══ Information shown ══
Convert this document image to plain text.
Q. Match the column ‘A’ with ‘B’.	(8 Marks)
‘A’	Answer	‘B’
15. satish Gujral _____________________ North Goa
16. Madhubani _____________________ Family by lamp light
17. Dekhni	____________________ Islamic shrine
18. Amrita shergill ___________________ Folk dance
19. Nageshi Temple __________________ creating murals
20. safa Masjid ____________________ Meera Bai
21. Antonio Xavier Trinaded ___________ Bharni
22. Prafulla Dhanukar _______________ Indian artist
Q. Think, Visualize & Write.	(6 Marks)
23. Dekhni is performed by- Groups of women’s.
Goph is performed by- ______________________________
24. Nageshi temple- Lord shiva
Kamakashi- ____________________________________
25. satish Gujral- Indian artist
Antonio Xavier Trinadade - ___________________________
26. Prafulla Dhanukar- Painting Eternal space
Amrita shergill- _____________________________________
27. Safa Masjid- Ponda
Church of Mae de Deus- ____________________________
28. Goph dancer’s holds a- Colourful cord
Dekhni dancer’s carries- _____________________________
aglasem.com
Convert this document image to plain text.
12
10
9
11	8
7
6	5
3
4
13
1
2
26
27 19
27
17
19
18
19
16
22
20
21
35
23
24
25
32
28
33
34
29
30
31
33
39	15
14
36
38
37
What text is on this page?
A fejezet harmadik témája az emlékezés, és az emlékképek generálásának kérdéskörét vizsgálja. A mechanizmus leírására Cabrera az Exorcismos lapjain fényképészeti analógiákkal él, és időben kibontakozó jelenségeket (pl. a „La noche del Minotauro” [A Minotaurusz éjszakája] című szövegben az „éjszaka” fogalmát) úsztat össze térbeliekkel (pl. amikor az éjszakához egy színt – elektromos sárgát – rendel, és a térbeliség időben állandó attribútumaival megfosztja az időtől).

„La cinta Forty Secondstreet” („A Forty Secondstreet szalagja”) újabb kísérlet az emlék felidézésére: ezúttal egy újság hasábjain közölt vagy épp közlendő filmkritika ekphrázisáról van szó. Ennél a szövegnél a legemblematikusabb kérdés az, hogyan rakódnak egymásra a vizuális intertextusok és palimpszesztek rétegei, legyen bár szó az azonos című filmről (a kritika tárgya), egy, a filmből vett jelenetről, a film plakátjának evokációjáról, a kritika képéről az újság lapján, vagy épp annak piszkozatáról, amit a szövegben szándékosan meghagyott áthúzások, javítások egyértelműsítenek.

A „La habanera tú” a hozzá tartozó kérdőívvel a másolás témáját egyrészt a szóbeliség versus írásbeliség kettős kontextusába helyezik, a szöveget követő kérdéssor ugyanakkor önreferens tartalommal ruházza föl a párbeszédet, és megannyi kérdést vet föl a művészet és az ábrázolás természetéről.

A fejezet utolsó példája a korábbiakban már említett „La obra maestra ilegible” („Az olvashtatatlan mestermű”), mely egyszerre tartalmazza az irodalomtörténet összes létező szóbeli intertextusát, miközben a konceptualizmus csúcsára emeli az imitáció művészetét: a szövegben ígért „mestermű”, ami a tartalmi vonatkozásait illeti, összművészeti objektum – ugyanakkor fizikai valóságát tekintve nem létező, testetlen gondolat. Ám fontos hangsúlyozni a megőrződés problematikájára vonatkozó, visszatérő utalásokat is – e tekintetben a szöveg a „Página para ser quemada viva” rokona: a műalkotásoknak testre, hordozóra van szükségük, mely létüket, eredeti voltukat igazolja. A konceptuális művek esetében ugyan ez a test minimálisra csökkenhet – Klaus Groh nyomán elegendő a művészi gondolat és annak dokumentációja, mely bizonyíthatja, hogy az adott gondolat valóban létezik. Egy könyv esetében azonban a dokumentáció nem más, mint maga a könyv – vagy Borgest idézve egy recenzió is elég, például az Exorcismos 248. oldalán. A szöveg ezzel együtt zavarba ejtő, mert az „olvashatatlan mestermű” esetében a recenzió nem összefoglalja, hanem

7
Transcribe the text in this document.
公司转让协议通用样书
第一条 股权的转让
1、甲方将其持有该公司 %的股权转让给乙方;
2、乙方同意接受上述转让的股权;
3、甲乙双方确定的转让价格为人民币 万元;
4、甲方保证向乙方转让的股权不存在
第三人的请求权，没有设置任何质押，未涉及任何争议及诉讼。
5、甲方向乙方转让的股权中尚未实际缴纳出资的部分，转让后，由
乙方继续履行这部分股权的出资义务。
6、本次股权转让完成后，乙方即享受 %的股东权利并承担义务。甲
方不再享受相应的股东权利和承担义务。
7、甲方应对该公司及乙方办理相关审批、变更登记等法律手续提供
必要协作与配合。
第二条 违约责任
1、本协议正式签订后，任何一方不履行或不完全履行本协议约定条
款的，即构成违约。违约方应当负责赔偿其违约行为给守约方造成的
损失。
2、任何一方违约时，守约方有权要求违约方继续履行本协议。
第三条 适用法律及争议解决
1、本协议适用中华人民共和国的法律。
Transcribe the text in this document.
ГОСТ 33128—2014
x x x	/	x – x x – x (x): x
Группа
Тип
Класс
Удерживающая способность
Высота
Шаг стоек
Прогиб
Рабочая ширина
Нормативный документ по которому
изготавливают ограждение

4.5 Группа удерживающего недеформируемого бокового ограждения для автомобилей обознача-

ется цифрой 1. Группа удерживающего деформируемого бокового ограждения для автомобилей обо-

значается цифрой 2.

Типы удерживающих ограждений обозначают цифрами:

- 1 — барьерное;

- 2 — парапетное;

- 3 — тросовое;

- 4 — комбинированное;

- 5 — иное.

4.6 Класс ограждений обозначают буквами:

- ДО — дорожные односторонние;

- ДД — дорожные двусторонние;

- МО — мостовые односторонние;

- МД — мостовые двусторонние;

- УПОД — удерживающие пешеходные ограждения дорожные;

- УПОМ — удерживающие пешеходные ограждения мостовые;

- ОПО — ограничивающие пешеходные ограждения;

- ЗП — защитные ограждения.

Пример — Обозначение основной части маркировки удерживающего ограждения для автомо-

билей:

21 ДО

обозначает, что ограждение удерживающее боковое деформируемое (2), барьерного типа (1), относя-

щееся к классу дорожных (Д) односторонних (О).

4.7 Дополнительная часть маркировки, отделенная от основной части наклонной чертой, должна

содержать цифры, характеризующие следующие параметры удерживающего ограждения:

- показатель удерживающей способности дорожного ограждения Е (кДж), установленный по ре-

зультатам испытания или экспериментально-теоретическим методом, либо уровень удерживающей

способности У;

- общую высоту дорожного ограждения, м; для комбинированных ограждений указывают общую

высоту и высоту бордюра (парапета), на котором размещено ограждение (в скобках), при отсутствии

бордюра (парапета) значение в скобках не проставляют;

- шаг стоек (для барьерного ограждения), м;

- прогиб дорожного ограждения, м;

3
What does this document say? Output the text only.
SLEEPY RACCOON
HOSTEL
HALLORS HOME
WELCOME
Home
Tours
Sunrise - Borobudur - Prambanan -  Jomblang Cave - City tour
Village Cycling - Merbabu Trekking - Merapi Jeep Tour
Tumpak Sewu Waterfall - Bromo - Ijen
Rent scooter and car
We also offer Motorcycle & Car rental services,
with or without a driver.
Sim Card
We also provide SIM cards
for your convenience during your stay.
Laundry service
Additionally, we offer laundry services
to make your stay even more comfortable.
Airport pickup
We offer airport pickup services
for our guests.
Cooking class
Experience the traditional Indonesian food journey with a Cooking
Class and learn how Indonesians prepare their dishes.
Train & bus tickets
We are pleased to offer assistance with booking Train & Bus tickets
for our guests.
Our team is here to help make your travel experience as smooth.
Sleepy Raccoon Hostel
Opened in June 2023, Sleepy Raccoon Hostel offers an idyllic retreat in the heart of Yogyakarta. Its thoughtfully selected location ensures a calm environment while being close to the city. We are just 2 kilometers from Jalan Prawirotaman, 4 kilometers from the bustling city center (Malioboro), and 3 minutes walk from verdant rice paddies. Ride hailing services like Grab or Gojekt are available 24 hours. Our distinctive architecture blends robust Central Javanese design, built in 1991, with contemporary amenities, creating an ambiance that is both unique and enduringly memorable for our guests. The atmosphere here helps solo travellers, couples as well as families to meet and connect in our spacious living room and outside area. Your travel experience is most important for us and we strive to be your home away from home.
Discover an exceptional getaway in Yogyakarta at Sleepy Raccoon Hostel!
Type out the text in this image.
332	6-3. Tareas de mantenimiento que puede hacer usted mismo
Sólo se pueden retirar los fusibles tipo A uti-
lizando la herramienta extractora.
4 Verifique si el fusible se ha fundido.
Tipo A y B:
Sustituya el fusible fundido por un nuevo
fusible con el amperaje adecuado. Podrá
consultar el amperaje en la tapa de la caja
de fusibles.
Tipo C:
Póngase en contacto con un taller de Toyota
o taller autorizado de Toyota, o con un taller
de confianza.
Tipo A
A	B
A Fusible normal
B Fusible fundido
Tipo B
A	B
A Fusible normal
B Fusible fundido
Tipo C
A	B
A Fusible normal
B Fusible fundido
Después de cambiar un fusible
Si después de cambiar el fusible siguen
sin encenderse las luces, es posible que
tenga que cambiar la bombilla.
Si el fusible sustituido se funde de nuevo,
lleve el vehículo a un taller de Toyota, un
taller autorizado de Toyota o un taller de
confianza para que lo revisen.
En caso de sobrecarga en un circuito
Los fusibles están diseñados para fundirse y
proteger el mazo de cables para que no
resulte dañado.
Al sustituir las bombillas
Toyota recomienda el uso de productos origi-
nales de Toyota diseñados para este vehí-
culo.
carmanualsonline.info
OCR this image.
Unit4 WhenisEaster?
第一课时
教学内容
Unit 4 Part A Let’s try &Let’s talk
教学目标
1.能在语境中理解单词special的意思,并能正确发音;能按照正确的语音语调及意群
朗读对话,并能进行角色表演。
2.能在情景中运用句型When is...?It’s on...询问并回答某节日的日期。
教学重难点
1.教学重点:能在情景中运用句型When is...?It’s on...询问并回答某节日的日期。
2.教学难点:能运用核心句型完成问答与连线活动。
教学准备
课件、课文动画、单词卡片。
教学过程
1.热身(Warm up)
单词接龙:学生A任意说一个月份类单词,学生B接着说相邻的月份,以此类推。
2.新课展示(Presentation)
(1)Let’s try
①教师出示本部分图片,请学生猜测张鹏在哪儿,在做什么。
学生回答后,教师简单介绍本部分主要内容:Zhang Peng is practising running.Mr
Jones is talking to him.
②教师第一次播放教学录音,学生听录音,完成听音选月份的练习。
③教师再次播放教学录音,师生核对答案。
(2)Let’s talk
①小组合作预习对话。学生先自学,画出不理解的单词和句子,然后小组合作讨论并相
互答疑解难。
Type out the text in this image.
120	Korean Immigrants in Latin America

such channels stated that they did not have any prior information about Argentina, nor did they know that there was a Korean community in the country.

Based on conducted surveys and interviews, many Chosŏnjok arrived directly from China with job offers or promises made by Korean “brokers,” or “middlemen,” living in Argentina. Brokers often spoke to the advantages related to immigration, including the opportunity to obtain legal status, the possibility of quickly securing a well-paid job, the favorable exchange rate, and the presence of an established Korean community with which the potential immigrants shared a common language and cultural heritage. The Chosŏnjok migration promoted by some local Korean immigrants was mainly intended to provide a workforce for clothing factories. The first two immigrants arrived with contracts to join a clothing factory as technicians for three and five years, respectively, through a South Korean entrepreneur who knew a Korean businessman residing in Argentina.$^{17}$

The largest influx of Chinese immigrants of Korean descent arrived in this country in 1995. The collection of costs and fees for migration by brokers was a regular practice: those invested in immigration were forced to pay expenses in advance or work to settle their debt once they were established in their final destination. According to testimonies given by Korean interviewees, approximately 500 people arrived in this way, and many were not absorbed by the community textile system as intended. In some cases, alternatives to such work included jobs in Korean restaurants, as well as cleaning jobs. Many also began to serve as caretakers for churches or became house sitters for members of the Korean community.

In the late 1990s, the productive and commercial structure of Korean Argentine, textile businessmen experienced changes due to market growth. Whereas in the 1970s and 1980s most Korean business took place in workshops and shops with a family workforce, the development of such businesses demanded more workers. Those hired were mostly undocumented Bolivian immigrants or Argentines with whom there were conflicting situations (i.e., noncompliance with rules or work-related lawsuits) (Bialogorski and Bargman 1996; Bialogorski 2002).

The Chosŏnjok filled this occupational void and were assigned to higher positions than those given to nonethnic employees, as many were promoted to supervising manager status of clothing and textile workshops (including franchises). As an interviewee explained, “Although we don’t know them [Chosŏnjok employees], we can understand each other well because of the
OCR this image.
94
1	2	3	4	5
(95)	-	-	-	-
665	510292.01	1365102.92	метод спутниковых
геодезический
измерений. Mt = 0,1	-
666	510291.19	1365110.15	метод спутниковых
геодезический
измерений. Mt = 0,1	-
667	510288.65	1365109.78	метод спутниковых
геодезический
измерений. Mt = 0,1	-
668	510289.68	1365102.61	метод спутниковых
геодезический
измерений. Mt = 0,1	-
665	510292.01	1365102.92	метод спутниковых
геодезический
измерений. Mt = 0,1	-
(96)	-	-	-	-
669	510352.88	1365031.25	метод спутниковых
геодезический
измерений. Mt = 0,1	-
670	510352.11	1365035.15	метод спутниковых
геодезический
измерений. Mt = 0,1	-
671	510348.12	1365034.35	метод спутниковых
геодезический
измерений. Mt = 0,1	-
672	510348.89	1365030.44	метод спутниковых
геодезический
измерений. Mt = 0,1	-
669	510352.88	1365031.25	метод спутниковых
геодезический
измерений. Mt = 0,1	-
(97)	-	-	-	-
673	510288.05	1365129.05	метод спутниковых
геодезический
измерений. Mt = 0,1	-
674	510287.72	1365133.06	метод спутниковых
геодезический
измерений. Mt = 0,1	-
═══
Locate the lines above that hold the word "Masjid". Show every one of them.

### Right answer
20. safa Masjid ____________________ Meera Bai
27. Safa Masjid- Ponda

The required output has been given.